— Begin Supplied data —

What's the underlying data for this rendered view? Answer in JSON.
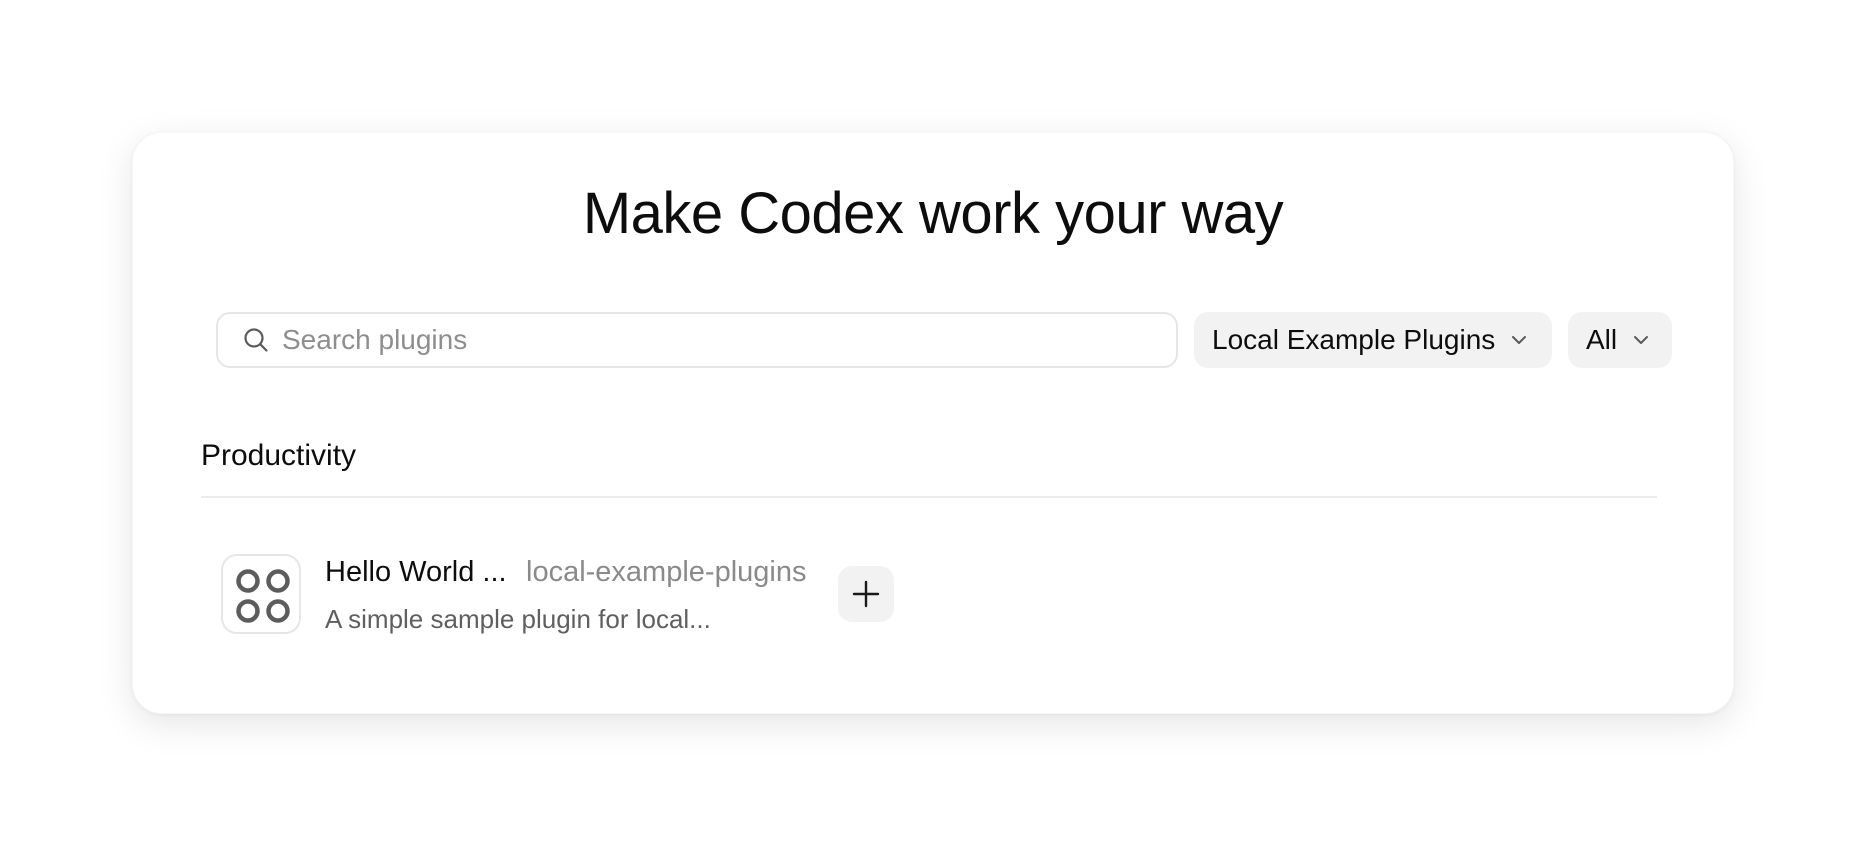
{
  "header": {
    "title": "Make Codex work your way"
  },
  "search": {
    "placeholder": "Search plugins",
    "value": ""
  },
  "filters": {
    "source_selected": "Local Example Plugins",
    "scope_selected": "All"
  },
  "sections": [
    {
      "title": "Productivity",
      "plugins": [
        {
          "name": "Hello World ...",
          "source": "local-example-plugins",
          "description": "A simple sample plugin for local...",
          "icon": "four-circles-icon"
        }
      ]
    }
  ],
  "icons": {
    "search": "search-icon",
    "chevron": "chevron-down-icon",
    "add": "plus-icon"
  },
  "colors": {
    "text": "#0d0d0d",
    "muted": "#8a8a8a",
    "pill_bg": "#f2f2f2",
    "border": "#e6e6e6"
  }
}
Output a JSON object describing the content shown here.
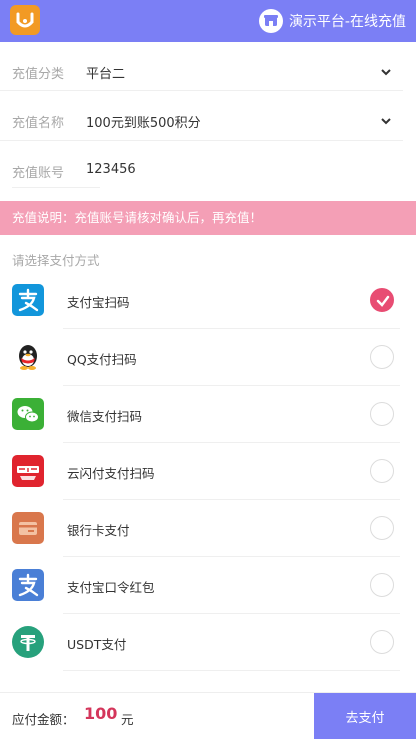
{
  "header": {
    "logo_icon": "smile-bag-icon",
    "brand_icon": "store-icon",
    "brand_text": "演示平台-在线充值"
  },
  "form": {
    "category": {
      "label": "充值分类",
      "value": "平台二"
    },
    "name": {
      "label": "充值名称",
      "value": "100元到账500积分"
    },
    "account": {
      "label": "充值账号",
      "value": "123456"
    }
  },
  "notice": "充值说明：充值账号请核对确认后，再充值！",
  "payment": {
    "title": "请选择支付方式",
    "methods": [
      {
        "label": "支付宝扫码",
        "icon": "alipay-icon",
        "checked": true
      },
      {
        "label": "QQ支付扫码",
        "icon": "qq-penguin-icon",
        "checked": false
      },
      {
        "label": "微信支付扫码",
        "icon": "wechat-icon",
        "checked": false
      },
      {
        "label": "云闪付支付扫码",
        "icon": "unionpay-quickpass-icon",
        "checked": false
      },
      {
        "label": "银行卡支付",
        "icon": "bank-card-icon",
        "checked": false
      },
      {
        "label": "支付宝口令红包",
        "icon": "alipay-icon",
        "checked": false
      },
      {
        "label": "USDT支付",
        "icon": "tether-icon",
        "checked": false
      }
    ]
  },
  "footer": {
    "amount_label": "应付金额：",
    "amount": "100",
    "unit": "元",
    "pay_button": "去支付"
  },
  "colors": {
    "accent": "#7b7ff5",
    "notice": "#f49fb6",
    "selected": "#e84d73",
    "amount": "#d4365b"
  }
}
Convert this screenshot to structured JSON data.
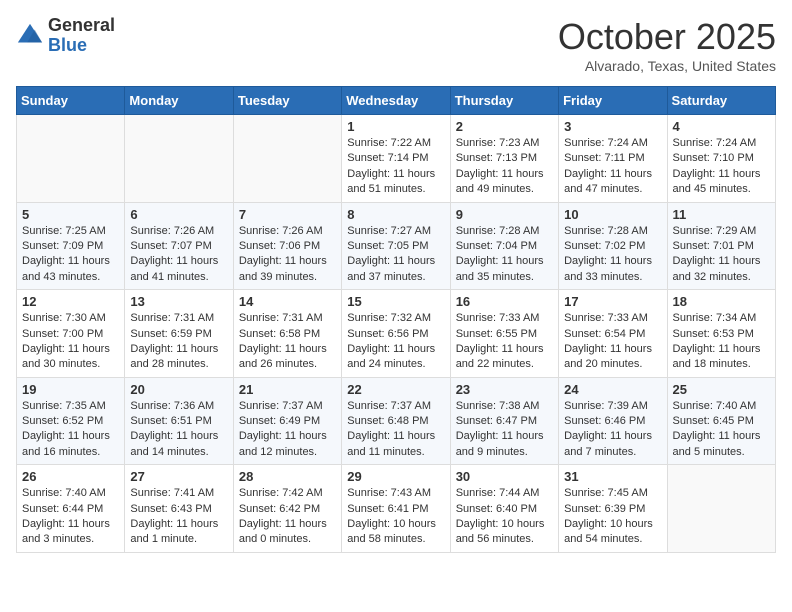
{
  "header": {
    "logo_general": "General",
    "logo_blue": "Blue",
    "month_title": "October 2025",
    "location": "Alvarado, Texas, United States"
  },
  "days_of_week": [
    "Sunday",
    "Monday",
    "Tuesday",
    "Wednesday",
    "Thursday",
    "Friday",
    "Saturday"
  ],
  "weeks": [
    [
      {
        "day": "",
        "content": ""
      },
      {
        "day": "",
        "content": ""
      },
      {
        "day": "",
        "content": ""
      },
      {
        "day": "1",
        "content": "Sunrise: 7:22 AM\nSunset: 7:14 PM\nDaylight: 11 hours and 51 minutes."
      },
      {
        "day": "2",
        "content": "Sunrise: 7:23 AM\nSunset: 7:13 PM\nDaylight: 11 hours and 49 minutes."
      },
      {
        "day": "3",
        "content": "Sunrise: 7:24 AM\nSunset: 7:11 PM\nDaylight: 11 hours and 47 minutes."
      },
      {
        "day": "4",
        "content": "Sunrise: 7:24 AM\nSunset: 7:10 PM\nDaylight: 11 hours and 45 minutes."
      }
    ],
    [
      {
        "day": "5",
        "content": "Sunrise: 7:25 AM\nSunset: 7:09 PM\nDaylight: 11 hours and 43 minutes."
      },
      {
        "day": "6",
        "content": "Sunrise: 7:26 AM\nSunset: 7:07 PM\nDaylight: 11 hours and 41 minutes."
      },
      {
        "day": "7",
        "content": "Sunrise: 7:26 AM\nSunset: 7:06 PM\nDaylight: 11 hours and 39 minutes."
      },
      {
        "day": "8",
        "content": "Sunrise: 7:27 AM\nSunset: 7:05 PM\nDaylight: 11 hours and 37 minutes."
      },
      {
        "day": "9",
        "content": "Sunrise: 7:28 AM\nSunset: 7:04 PM\nDaylight: 11 hours and 35 minutes."
      },
      {
        "day": "10",
        "content": "Sunrise: 7:28 AM\nSunset: 7:02 PM\nDaylight: 11 hours and 33 minutes."
      },
      {
        "day": "11",
        "content": "Sunrise: 7:29 AM\nSunset: 7:01 PM\nDaylight: 11 hours and 32 minutes."
      }
    ],
    [
      {
        "day": "12",
        "content": "Sunrise: 7:30 AM\nSunset: 7:00 PM\nDaylight: 11 hours and 30 minutes."
      },
      {
        "day": "13",
        "content": "Sunrise: 7:31 AM\nSunset: 6:59 PM\nDaylight: 11 hours and 28 minutes."
      },
      {
        "day": "14",
        "content": "Sunrise: 7:31 AM\nSunset: 6:58 PM\nDaylight: 11 hours and 26 minutes."
      },
      {
        "day": "15",
        "content": "Sunrise: 7:32 AM\nSunset: 6:56 PM\nDaylight: 11 hours and 24 minutes."
      },
      {
        "day": "16",
        "content": "Sunrise: 7:33 AM\nSunset: 6:55 PM\nDaylight: 11 hours and 22 minutes."
      },
      {
        "day": "17",
        "content": "Sunrise: 7:33 AM\nSunset: 6:54 PM\nDaylight: 11 hours and 20 minutes."
      },
      {
        "day": "18",
        "content": "Sunrise: 7:34 AM\nSunset: 6:53 PM\nDaylight: 11 hours and 18 minutes."
      }
    ],
    [
      {
        "day": "19",
        "content": "Sunrise: 7:35 AM\nSunset: 6:52 PM\nDaylight: 11 hours and 16 minutes."
      },
      {
        "day": "20",
        "content": "Sunrise: 7:36 AM\nSunset: 6:51 PM\nDaylight: 11 hours and 14 minutes."
      },
      {
        "day": "21",
        "content": "Sunrise: 7:37 AM\nSunset: 6:49 PM\nDaylight: 11 hours and 12 minutes."
      },
      {
        "day": "22",
        "content": "Sunrise: 7:37 AM\nSunset: 6:48 PM\nDaylight: 11 hours and 11 minutes."
      },
      {
        "day": "23",
        "content": "Sunrise: 7:38 AM\nSunset: 6:47 PM\nDaylight: 11 hours and 9 minutes."
      },
      {
        "day": "24",
        "content": "Sunrise: 7:39 AM\nSunset: 6:46 PM\nDaylight: 11 hours and 7 minutes."
      },
      {
        "day": "25",
        "content": "Sunrise: 7:40 AM\nSunset: 6:45 PM\nDaylight: 11 hours and 5 minutes."
      }
    ],
    [
      {
        "day": "26",
        "content": "Sunrise: 7:40 AM\nSunset: 6:44 PM\nDaylight: 11 hours and 3 minutes."
      },
      {
        "day": "27",
        "content": "Sunrise: 7:41 AM\nSunset: 6:43 PM\nDaylight: 11 hours and 1 minute."
      },
      {
        "day": "28",
        "content": "Sunrise: 7:42 AM\nSunset: 6:42 PM\nDaylight: 11 hours and 0 minutes."
      },
      {
        "day": "29",
        "content": "Sunrise: 7:43 AM\nSunset: 6:41 PM\nDaylight: 10 hours and 58 minutes."
      },
      {
        "day": "30",
        "content": "Sunrise: 7:44 AM\nSunset: 6:40 PM\nDaylight: 10 hours and 56 minutes."
      },
      {
        "day": "31",
        "content": "Sunrise: 7:45 AM\nSunset: 6:39 PM\nDaylight: 10 hours and 54 minutes."
      },
      {
        "day": "",
        "content": ""
      }
    ]
  ]
}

— End Supplied data —

#### The problem
Leave the images out and output the remaining material exactly as it stands.

#### Reply to the exercise
What's the underlying data for this rendered view? Answer in JSON.
{
  "header": {
    "title": "Make Codex work your way"
  },
  "search": {
    "placeholder": "Search plugins",
    "value": ""
  },
  "filters": {
    "source_selected": "Local Example Plugins",
    "scope_selected": "All"
  },
  "sections": [
    {
      "title": "Productivity",
      "plugins": [
        {
          "name": "Hello World ...",
          "source": "local-example-plugins",
          "description": "A simple sample plugin for local...",
          "icon": "four-circles-icon"
        }
      ]
    }
  ],
  "icons": {
    "search": "search-icon",
    "chevron": "chevron-down-icon",
    "add": "plus-icon"
  },
  "colors": {
    "text": "#0d0d0d",
    "muted": "#8a8a8a",
    "pill_bg": "#f2f2f2",
    "border": "#e6e6e6"
  }
}
Output a JSON object describing the content shown here.
{
  "header": {
    "logo_icon": "smile-bag-icon",
    "brand_icon": "store-icon",
    "brand_text": "演示平台-在线充值"
  },
  "form": {
    "category": {
      "label": "充值分类",
      "value": "平台二"
    },
    "name": {
      "label": "充值名称",
      "value": "100元到账500积分"
    },
    "account": {
      "label": "充值账号",
      "value": "123456"
    }
  },
  "notice": "充值说明：充值账号请核对确认后，再充值！",
  "payment": {
    "title": "请选择支付方式",
    "methods": [
      {
        "label": "支付宝扫码",
        "icon": "alipay-icon",
        "checked": true
      },
      {
        "label": "QQ支付扫码",
        "icon": "qq-penguin-icon",
        "checked": false
      },
      {
        "label": "微信支付扫码",
        "icon": "wechat-icon",
        "checked": false
      },
      {
        "label": "云闪付支付扫码",
        "icon": "unionpay-quickpass-icon",
        "checked": false
      },
      {
        "label": "银行卡支付",
        "icon": "bank-card-icon",
        "checked": false
      },
      {
        "label": "支付宝口令红包",
        "icon": "alipay-icon",
        "checked": false
      },
      {
        "label": "USDT支付",
        "icon": "tether-icon",
        "checked": false
      }
    ]
  },
  "footer": {
    "amount_label": "应付金额：",
    "amount": "100",
    "unit": "元",
    "pay_button": "去支付"
  },
  "colors": {
    "accent": "#7b7ff5",
    "notice": "#f49fb6",
    "selected": "#e84d73",
    "amount": "#d4365b"
  }
}
Convert this screenshot to structured JSON data.
{
  "header": {
    "logo_general": "General",
    "logo_blue": "Blue",
    "month_title": "October 2025",
    "location": "Alvarado, Texas, United States"
  },
  "days_of_week": [
    "Sunday",
    "Monday",
    "Tuesday",
    "Wednesday",
    "Thursday",
    "Friday",
    "Saturday"
  ],
  "weeks": [
    [
      {
        "day": "",
        "content": ""
      },
      {
        "day": "",
        "content": ""
      },
      {
        "day": "",
        "content": ""
      },
      {
        "day": "1",
        "content": "Sunrise: 7:22 AM\nSunset: 7:14 PM\nDaylight: 11 hours and 51 minutes."
      },
      {
        "day": "2",
        "content": "Sunrise: 7:23 AM\nSunset: 7:13 PM\nDaylight: 11 hours and 49 minutes."
      },
      {
        "day": "3",
        "content": "Sunrise: 7:24 AM\nSunset: 7:11 PM\nDaylight: 11 hours and 47 minutes."
      },
      {
        "day": "4",
        "content": "Sunrise: 7:24 AM\nSunset: 7:10 PM\nDaylight: 11 hours and 45 minutes."
      }
    ],
    [
      {
        "day": "5",
        "content": "Sunrise: 7:25 AM\nSunset: 7:09 PM\nDaylight: 11 hours and 43 minutes."
      },
      {
        "day": "6",
        "content": "Sunrise: 7:26 AM\nSunset: 7:07 PM\nDaylight: 11 hours and 41 minutes."
      },
      {
        "day": "7",
        "content": "Sunrise: 7:26 AM\nSunset: 7:06 PM\nDaylight: 11 hours and 39 minutes."
      },
      {
        "day": "8",
        "content": "Sunrise: 7:27 AM\nSunset: 7:05 PM\nDaylight: 11 hours and 37 minutes."
      },
      {
        "day": "9",
        "content": "Sunrise: 7:28 AM\nSunset: 7:04 PM\nDaylight: 11 hours and 35 minutes."
      },
      {
        "day": "10",
        "content": "Sunrise: 7:28 AM\nSunset: 7:02 PM\nDaylight: 11 hours and 33 minutes."
      },
      {
        "day": "11",
        "content": "Sunrise: 7:29 AM\nSunset: 7:01 PM\nDaylight: 11 hours and 32 minutes."
      }
    ],
    [
      {
        "day": "12",
        "content": "Sunrise: 7:30 AM\nSunset: 7:00 PM\nDaylight: 11 hours and 30 minutes."
      },
      {
        "day": "13",
        "content": "Sunrise: 7:31 AM\nSunset: 6:59 PM\nDaylight: 11 hours and 28 minutes."
      },
      {
        "day": "14",
        "content": "Sunrise: 7:31 AM\nSunset: 6:58 PM\nDaylight: 11 hours and 26 minutes."
      },
      {
        "day": "15",
        "content": "Sunrise: 7:32 AM\nSunset: 6:56 PM\nDaylight: 11 hours and 24 minutes."
      },
      {
        "day": "16",
        "content": "Sunrise: 7:33 AM\nSunset: 6:55 PM\nDaylight: 11 hours and 22 minutes."
      },
      {
        "day": "17",
        "content": "Sunrise: 7:33 AM\nSunset: 6:54 PM\nDaylight: 11 hours and 20 minutes."
      },
      {
        "day": "18",
        "content": "Sunrise: 7:34 AM\nSunset: 6:53 PM\nDaylight: 11 hours and 18 minutes."
      }
    ],
    [
      {
        "day": "19",
        "content": "Sunrise: 7:35 AM\nSunset: 6:52 PM\nDaylight: 11 hours and 16 minutes."
      },
      {
        "day": "20",
        "content": "Sunrise: 7:36 AM\nSunset: 6:51 PM\nDaylight: 11 hours and 14 minutes."
      },
      {
        "day": "21",
        "content": "Sunrise: 7:37 AM\nSunset: 6:49 PM\nDaylight: 11 hours and 12 minutes."
      },
      {
        "day": "22",
        "content": "Sunrise: 7:37 AM\nSunset: 6:48 PM\nDaylight: 11 hours and 11 minutes."
      },
      {
        "day": "23",
        "content": "Sunrise: 7:38 AM\nSunset: 6:47 PM\nDaylight: 11 hours and 9 minutes."
      },
      {
        "day": "24",
        "content": "Sunrise: 7:39 AM\nSunset: 6:46 PM\nDaylight: 11 hours and 7 minutes."
      },
      {
        "day": "25",
        "content": "Sunrise: 7:40 AM\nSunset: 6:45 PM\nDaylight: 11 hours and 5 minutes."
      }
    ],
    [
      {
        "day": "26",
        "content": "Sunrise: 7:40 AM\nSunset: 6:44 PM\nDaylight: 11 hours and 3 minutes."
      },
      {
        "day": "27",
        "content": "Sunrise: 7:41 AM\nSunset: 6:43 PM\nDaylight: 11 hours and 1 minute."
      },
      {
        "day": "28",
        "content": "Sunrise: 7:42 AM\nSunset: 6:42 PM\nDaylight: 11 hours and 0 minutes."
      },
      {
        "day": "29",
        "content": "Sunrise: 7:43 AM\nSunset: 6:41 PM\nDaylight: 10 hours and 58 minutes."
      },
      {
        "day": "30",
        "content": "Sunrise: 7:44 AM\nSunset: 6:40 PM\nDaylight: 10 hours and 56 minutes."
      },
      {
        "day": "31",
        "content": "Sunrise: 7:45 AM\nSunset: 6:39 PM\nDaylight: 10 hours and 54 minutes."
      },
      {
        "day": "",
        "content": ""
      }
    ]
  ]
}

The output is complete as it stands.